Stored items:
______

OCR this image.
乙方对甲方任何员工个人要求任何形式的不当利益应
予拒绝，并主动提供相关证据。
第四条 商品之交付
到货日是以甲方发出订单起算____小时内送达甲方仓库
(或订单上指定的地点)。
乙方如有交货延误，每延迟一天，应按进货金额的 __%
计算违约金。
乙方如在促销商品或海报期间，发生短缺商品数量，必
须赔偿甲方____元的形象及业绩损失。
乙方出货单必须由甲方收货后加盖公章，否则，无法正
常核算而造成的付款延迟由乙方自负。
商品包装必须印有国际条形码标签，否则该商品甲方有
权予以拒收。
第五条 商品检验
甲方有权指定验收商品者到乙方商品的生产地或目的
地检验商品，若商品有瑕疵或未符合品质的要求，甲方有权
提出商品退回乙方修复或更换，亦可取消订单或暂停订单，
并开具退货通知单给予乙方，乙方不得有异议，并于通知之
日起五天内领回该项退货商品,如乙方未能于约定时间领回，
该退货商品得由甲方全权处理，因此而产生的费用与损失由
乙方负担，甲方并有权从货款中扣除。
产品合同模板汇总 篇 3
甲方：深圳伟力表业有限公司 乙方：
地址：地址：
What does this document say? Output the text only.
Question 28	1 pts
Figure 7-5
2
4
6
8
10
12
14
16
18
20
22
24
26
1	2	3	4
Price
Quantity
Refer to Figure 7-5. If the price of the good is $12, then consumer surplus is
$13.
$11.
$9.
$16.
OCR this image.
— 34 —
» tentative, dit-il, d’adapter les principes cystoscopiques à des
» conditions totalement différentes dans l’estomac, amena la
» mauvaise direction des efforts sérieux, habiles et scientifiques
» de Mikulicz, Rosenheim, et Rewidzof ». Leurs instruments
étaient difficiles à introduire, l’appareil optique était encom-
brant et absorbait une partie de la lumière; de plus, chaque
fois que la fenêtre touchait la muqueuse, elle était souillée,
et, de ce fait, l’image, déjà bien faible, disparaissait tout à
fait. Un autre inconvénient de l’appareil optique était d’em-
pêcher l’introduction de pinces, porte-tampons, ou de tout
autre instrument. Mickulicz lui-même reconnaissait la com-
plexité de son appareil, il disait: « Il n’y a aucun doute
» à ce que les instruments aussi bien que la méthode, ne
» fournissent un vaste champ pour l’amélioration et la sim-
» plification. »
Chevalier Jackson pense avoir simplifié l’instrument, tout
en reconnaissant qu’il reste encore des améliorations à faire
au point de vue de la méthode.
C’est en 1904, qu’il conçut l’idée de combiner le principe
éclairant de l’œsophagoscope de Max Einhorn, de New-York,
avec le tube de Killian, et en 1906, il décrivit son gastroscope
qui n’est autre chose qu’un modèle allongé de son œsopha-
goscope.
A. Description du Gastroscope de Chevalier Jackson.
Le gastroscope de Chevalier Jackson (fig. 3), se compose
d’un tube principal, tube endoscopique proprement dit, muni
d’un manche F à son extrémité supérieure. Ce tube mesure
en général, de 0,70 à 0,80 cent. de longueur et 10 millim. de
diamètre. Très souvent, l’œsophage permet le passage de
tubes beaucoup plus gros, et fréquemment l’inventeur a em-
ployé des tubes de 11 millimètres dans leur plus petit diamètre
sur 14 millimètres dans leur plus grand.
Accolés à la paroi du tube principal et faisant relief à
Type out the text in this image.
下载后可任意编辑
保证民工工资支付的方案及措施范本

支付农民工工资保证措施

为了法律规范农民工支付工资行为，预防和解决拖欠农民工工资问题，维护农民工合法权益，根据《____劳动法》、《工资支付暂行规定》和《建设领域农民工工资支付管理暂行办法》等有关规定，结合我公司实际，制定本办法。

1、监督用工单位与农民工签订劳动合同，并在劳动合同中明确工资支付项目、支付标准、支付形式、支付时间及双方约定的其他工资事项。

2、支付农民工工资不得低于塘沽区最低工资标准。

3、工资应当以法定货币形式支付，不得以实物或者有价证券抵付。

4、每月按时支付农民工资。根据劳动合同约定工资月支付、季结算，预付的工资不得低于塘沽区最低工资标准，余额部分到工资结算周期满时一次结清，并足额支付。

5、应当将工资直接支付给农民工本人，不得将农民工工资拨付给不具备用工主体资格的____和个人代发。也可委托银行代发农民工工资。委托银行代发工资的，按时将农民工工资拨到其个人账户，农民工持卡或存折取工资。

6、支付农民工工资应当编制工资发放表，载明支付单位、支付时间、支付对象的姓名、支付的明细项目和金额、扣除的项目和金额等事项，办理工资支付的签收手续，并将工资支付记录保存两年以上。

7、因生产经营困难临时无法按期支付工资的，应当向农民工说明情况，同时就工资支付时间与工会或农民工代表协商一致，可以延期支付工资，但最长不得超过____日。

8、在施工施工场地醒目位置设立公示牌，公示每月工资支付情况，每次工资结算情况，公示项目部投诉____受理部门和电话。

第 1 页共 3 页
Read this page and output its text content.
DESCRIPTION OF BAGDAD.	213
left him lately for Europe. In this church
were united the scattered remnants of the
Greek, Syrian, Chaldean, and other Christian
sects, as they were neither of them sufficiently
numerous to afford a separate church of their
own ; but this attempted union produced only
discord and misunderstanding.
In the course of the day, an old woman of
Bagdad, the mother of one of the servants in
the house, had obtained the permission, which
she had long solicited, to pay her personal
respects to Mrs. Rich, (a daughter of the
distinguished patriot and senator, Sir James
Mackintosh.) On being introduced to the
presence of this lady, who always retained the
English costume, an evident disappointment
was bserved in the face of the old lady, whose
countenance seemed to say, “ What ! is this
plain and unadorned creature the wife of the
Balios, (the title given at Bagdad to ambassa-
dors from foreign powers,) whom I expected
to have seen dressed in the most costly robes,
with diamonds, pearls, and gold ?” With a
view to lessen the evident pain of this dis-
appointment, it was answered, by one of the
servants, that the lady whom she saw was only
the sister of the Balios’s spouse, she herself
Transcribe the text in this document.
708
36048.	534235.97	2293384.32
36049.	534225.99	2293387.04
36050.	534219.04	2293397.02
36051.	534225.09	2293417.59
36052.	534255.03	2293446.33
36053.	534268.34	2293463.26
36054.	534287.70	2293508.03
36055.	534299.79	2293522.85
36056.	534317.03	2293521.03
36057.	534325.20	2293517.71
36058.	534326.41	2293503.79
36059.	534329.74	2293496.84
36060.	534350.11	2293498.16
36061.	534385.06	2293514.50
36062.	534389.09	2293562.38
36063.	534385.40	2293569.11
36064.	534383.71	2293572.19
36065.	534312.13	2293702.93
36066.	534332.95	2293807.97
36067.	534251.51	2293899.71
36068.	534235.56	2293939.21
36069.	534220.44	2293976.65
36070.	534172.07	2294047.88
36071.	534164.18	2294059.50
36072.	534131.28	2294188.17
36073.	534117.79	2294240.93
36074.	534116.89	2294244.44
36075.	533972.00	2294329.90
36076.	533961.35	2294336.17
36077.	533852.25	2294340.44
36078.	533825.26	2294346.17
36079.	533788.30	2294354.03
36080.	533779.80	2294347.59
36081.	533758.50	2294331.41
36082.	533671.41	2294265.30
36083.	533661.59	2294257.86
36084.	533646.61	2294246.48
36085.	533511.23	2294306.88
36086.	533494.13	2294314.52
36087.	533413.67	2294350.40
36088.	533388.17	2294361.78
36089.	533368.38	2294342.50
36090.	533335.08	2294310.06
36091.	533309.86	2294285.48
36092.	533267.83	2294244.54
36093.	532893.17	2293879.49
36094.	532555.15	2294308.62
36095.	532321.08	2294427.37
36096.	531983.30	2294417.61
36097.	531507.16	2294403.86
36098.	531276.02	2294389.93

______

Collect from the data above every line that includes "text".

Expected answer:
What does this document say? Output the text only.
Type out the text in this image.
Read this page and output its text content.
Transcribe the text in this document.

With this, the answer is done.